Stored entries
-*-
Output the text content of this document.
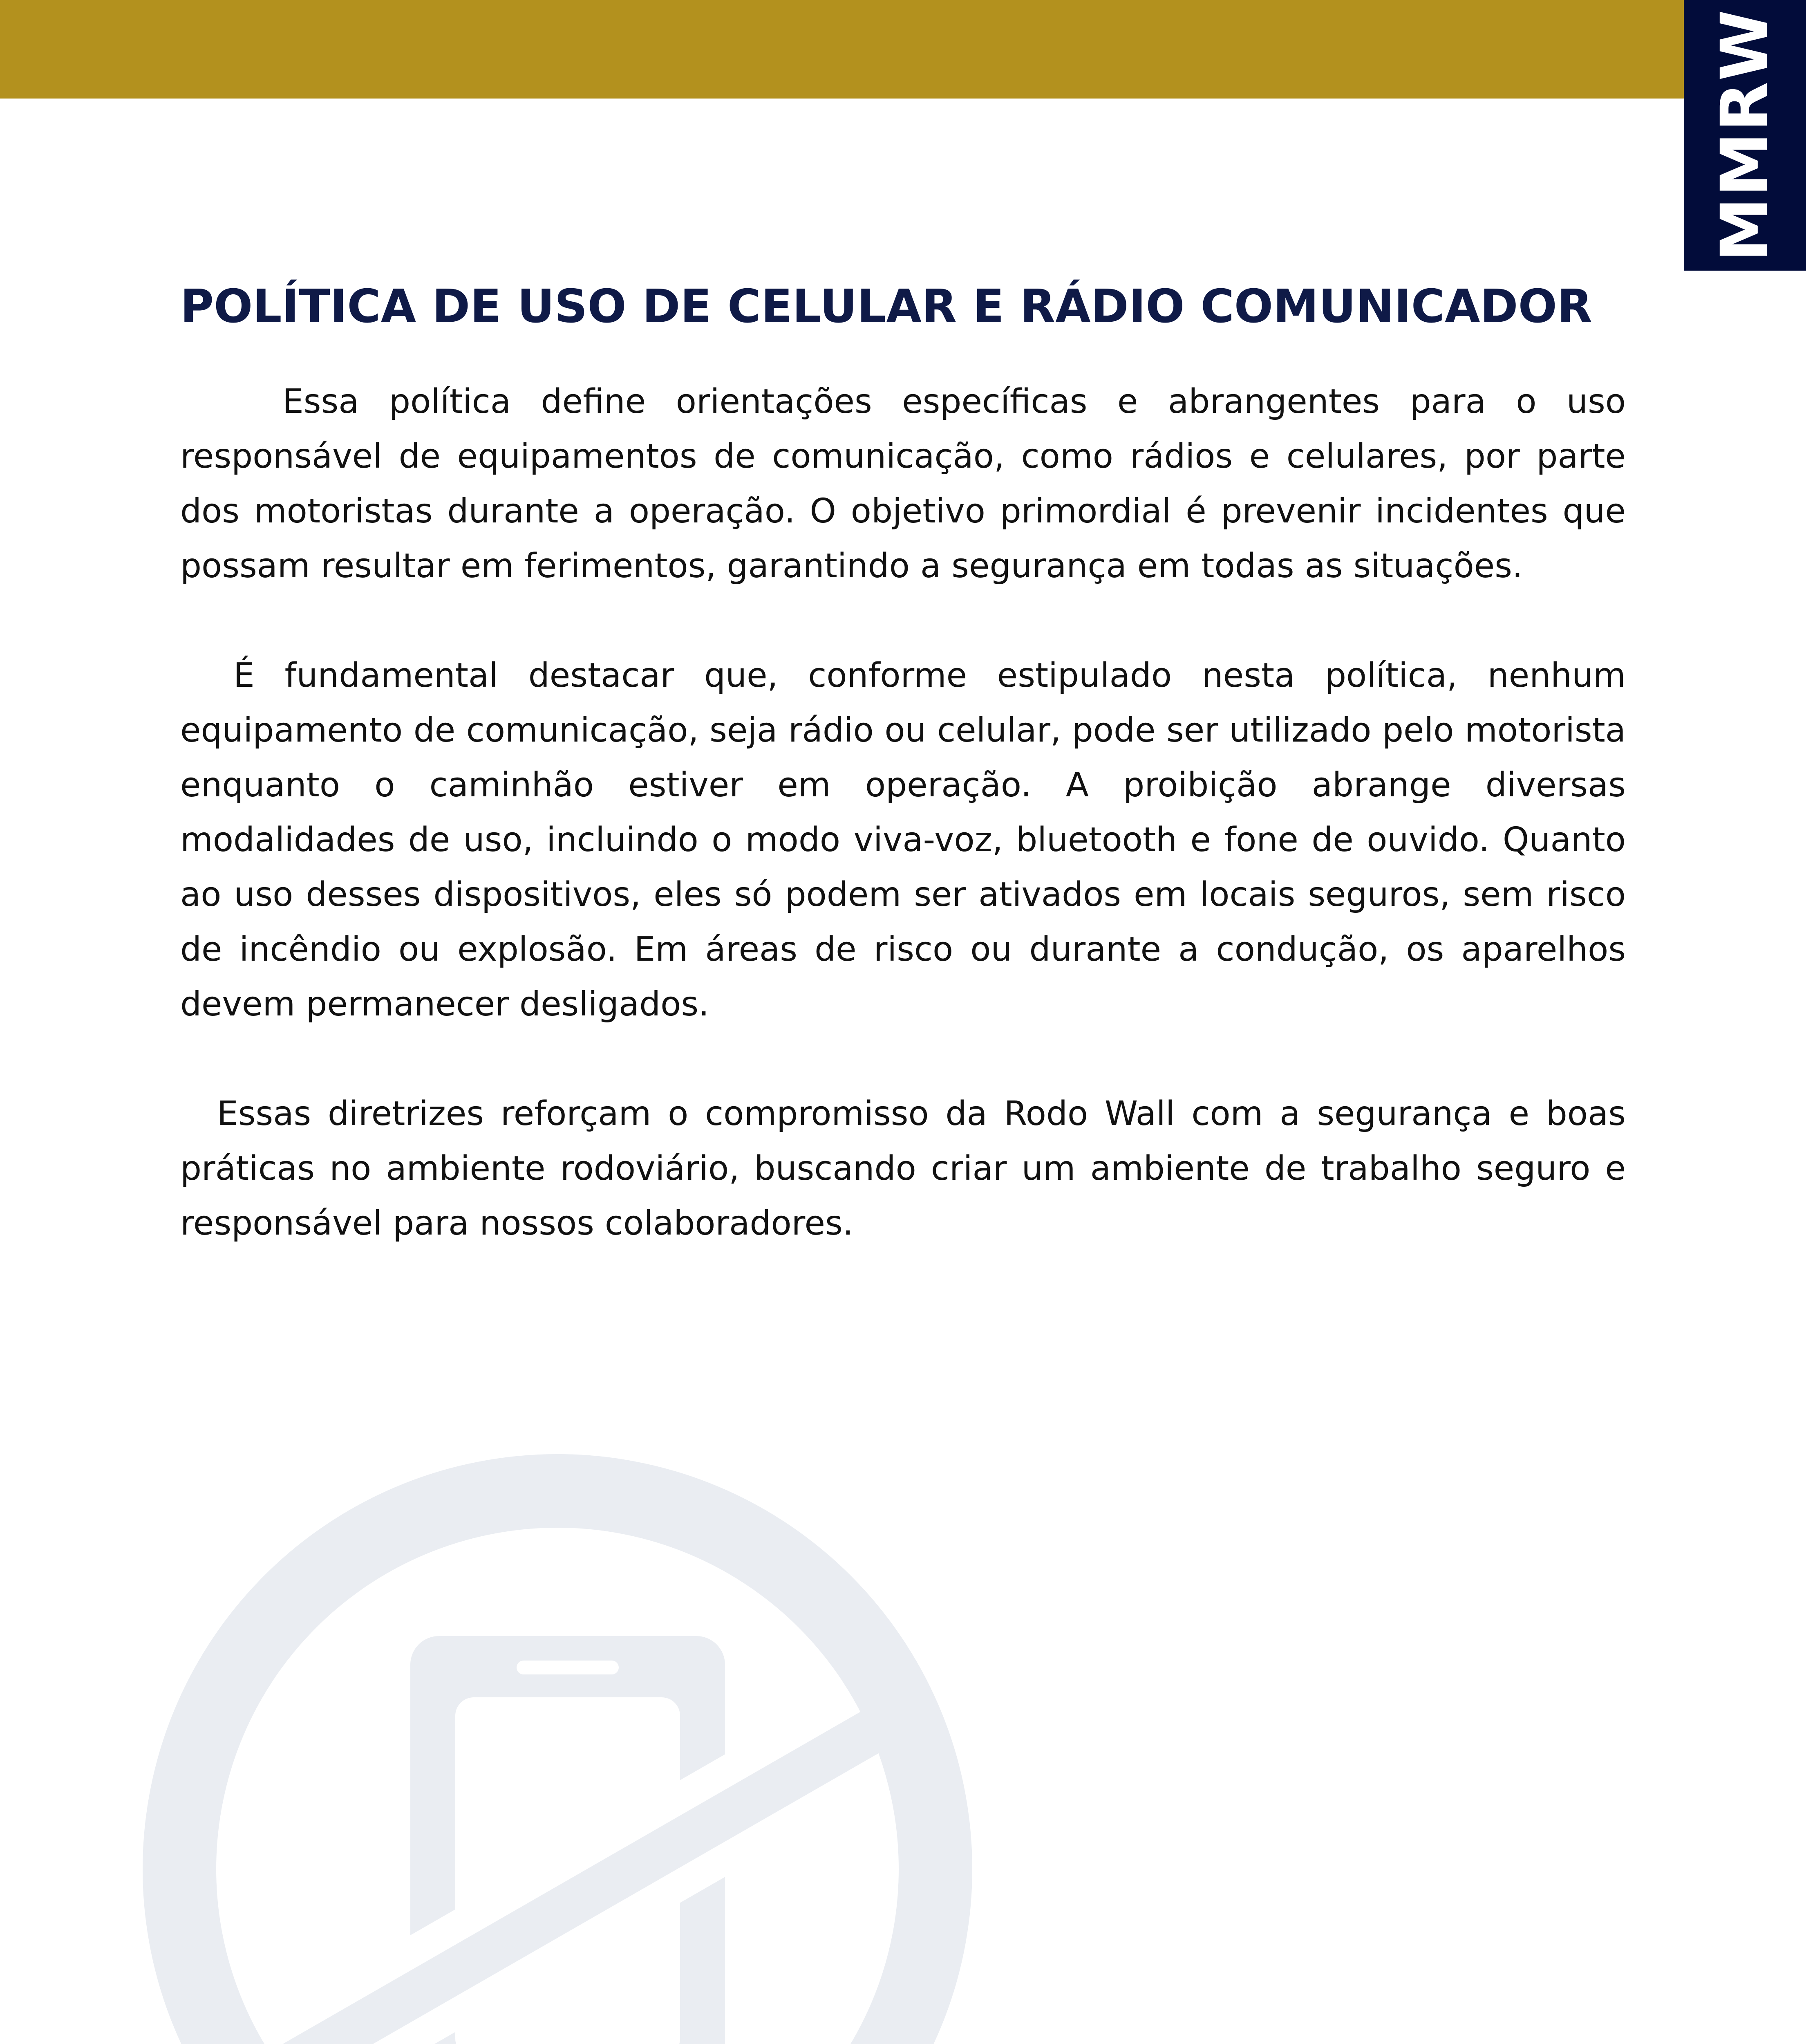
MMRW
POLÍTICA DE USO DE CELULAR E RÁDIO COMUNICADOR

Essa política define orientações específicas e abrangentes para o uso responsável de equipamentos de comunicação, como rádios e celulares, por parte dos motoristas durante a operação. O objetivo primordial é prevenir incidentes que possam resultar em ferimentos, garantindo a segurança em todas as situações.

É fundamental destacar que, conforme estipulado nesta política, nenhum equipamento de comunicação, seja rádio ou celular, pode ser utilizado pelo motorista enquanto o caminhão estiver em operação. A proibição abrange diversas modalidades de uso, incluindo o modo viva-voz, bluetooth e fone de ouvido. Quanto ao uso desses dispositivos, eles só podem ser ativados em locais seguros, sem risco de incêndio ou explosão. Em áreas de risco ou durante a condução, os aparelhos devem permanecer desligados.

Essas diretrizes reforçam o compromisso da Rodo Wall com a segurança e boas práticas no ambiente rodoviário, buscando criar um ambiente de trabalho seguro e responsável para nossos colaboradores.
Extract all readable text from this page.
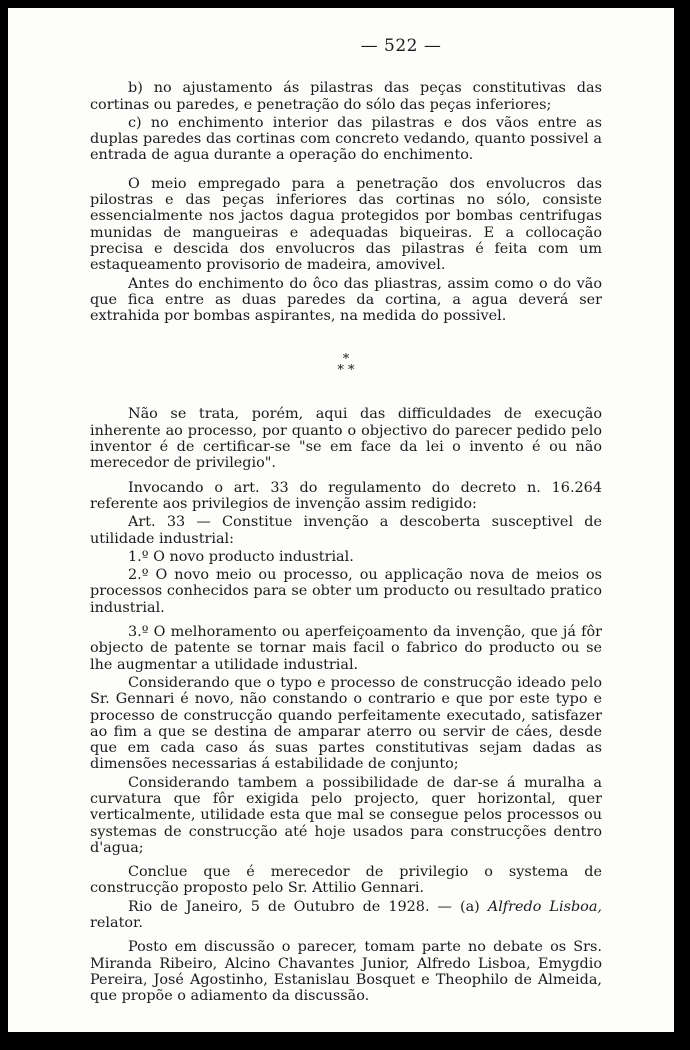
— 522 —

b) no ajustamento ás pilastras das peças constitutivas das cortinas ou paredes, e penetração do sólo das peças inferiores;

c) no enchimento interior das pilastras e dos vãos entre as duplas paredes das cortinas com concreto vedando, quanto possivel a entrada de agua durante a operação do enchimento.

O meio empregado para a penetração dos envolucros das pilostras e das peças inferiores das cortinas no sólo, consiste essencialmente nos jactos dagua protegidos por bombas centrifugas munidas de mangueiras e adequadas biqueiras. E a collocação precisa e descida dos envolucros das pilastras é feita com um estaqueamento provisorio de madeira, amovivel.

Antes do enchimento do ôco das pliastras, assim como o do vão que fica entre as duas paredes da cortina, a agua deverá ser extrahida por bombas aspirantes, na medida do possivel.

*
* *

Não se trata, porém, aqui das difficuldades de execução inherente ao processo, por quanto o objectivo do parecer pedido pelo inventor é de certificar-se "se em face da lei o invento é ou não merecedor de privilegio".

Invocando o art. 33 do regulamento do decreto n. 16.264 referente aos privilegios de invenção assim redigido:

Art. 33 — Constitue invenção a descoberta susceptivel de utilidade industrial:

1.º O novo producto industrial.

2.º O novo meio ou processo, ou applicação nova de meios os processos conhecidos para se obter um producto ou resultado pratico industrial.

3.º O melhoramento ou aperfeiçoamento da invenção, que já fôr objecto de patente se tornar mais facil o fabrico do producto ou se lhe augmentar a utilidade industrial.

Considerando que o typo e processo de construcção ideado pelo Sr. Gennari é novo, não constando o contrario e que por este typo e processo de construcção quando perfeitamente executado, satisfazer ao fim a que se destina de amparar aterro ou servir de cáes, desde que em cada caso ás suas partes constitutivas sejam dadas as dimensões necessarias á estabilidade de conjunto;

Considerando tambem a possibilidade de dar-se á muralha a curvatura que fôr exigida pelo projecto, quer horizontal, quer verticalmente, utilidade esta que mal se consegue pelos processos ou systemas de construcção até hoje usados para construcções dentro d'agua;

Conclue que é merecedor de privilegio o systema de construcção proposto pelo Sr. Attilio Gennari.

Rio de Janeiro, 5 de Outubro de 1928. — (a) Alfredo Lisboa, relator.

Posto em discussão o parecer, tomam parte no debate os Srs. Miranda Ribeiro, Alcino Chavantes Junior, Alfredo Lisboa, Emygdio Pereira, José Agostinho, Estanislau Bosquet e Theophilo de Almeida, que propõe o adiamento da discussão.
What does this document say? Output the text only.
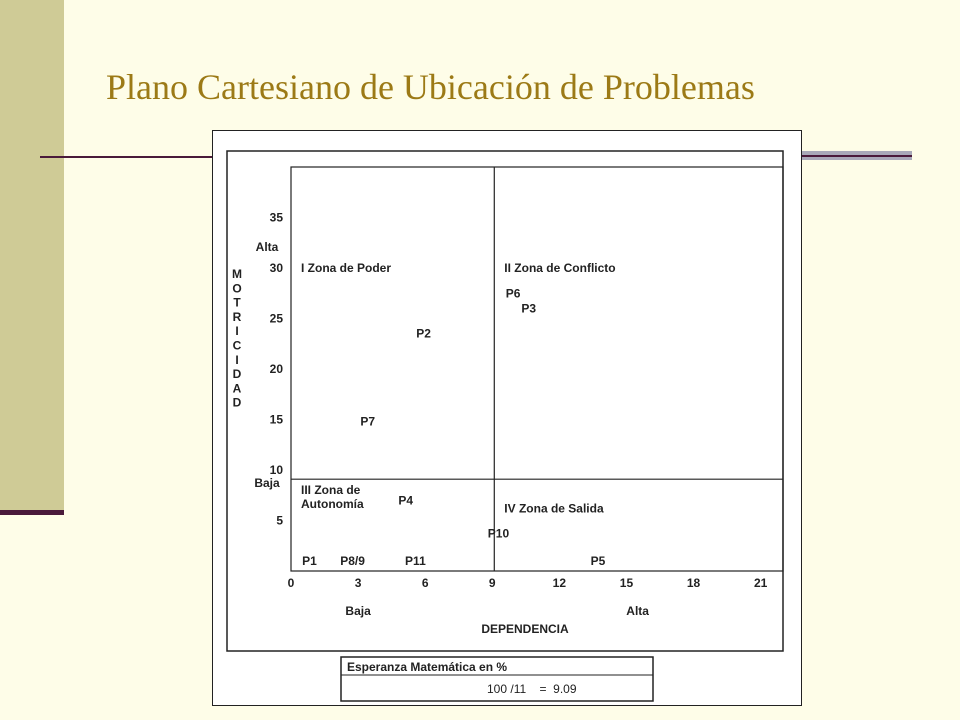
Plano Cartesiano de Ubicación de Problemas
5
10
15
20
25
30
35
0	3	6	9	12	15	18	21
Alta
Baja
M
O
T
R
I
C
I
D
A
D
Baja	Alta
DEPENDENCIA
I Zona de Poder	II Zona de Conflicto
III Zona de
Autonomía	IV Zona de Salida
P1
P2
P3
P4
P5
P6
P7
P8/9
P10
P11
Esperanza Matemática en %
100 /11    =  9.09
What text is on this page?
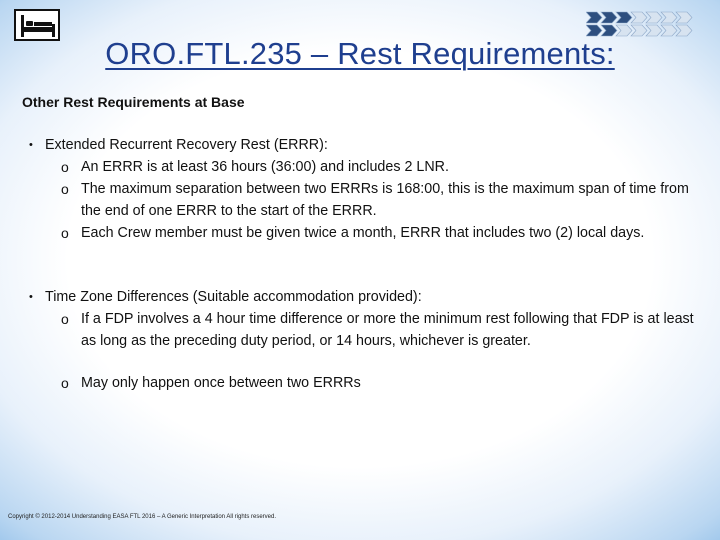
ORO.FTL.235 – Rest Requirements:
Other Rest Requirements at Base
• Extended Recurrent Recovery Rest (ERRR):
o An ERRR is at least 36 hours (36:00) and includes 2 LNR.
o The maximum separation between two ERRRs is 168:00, this is the maximum span of time from the end of one ERRR to the start of the ERRR.
o Each Crew member must be given twice a month, ERRR that includes two (2) local days.
• Time Zone Differences (Suitable accommodation provided):
o If a FDP involves a 4 hour time difference or more the minimum rest following that FDP is at least as long as the preceding duty period, or 14 hours, whichever is greater.
o May only happen once between two ERRRs
Copyright © 2012-2014 Understanding EASA FTL 2016 – A Generic Interpretation All rights reserved.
-*-
• _Job_:
From the data above, gather every line that includes the word "como".

• _The result_:
Essa política define orientações específicas e abrangentes para o uso responsável de equipamentos de comunicação, como rádios e celulares, por parte dos motoristas durante a operação. O objetivo primordial é prevenir incidentes que possam resultar em ferimentos, garantindo a segurança em todas as situações.
Antes do enchimento do ôco das pliastras, assim como o do vão que fica entre as duas paredes da cortina, a agua deverá ser extrahida por bombas aspirantes, na medida do possivel.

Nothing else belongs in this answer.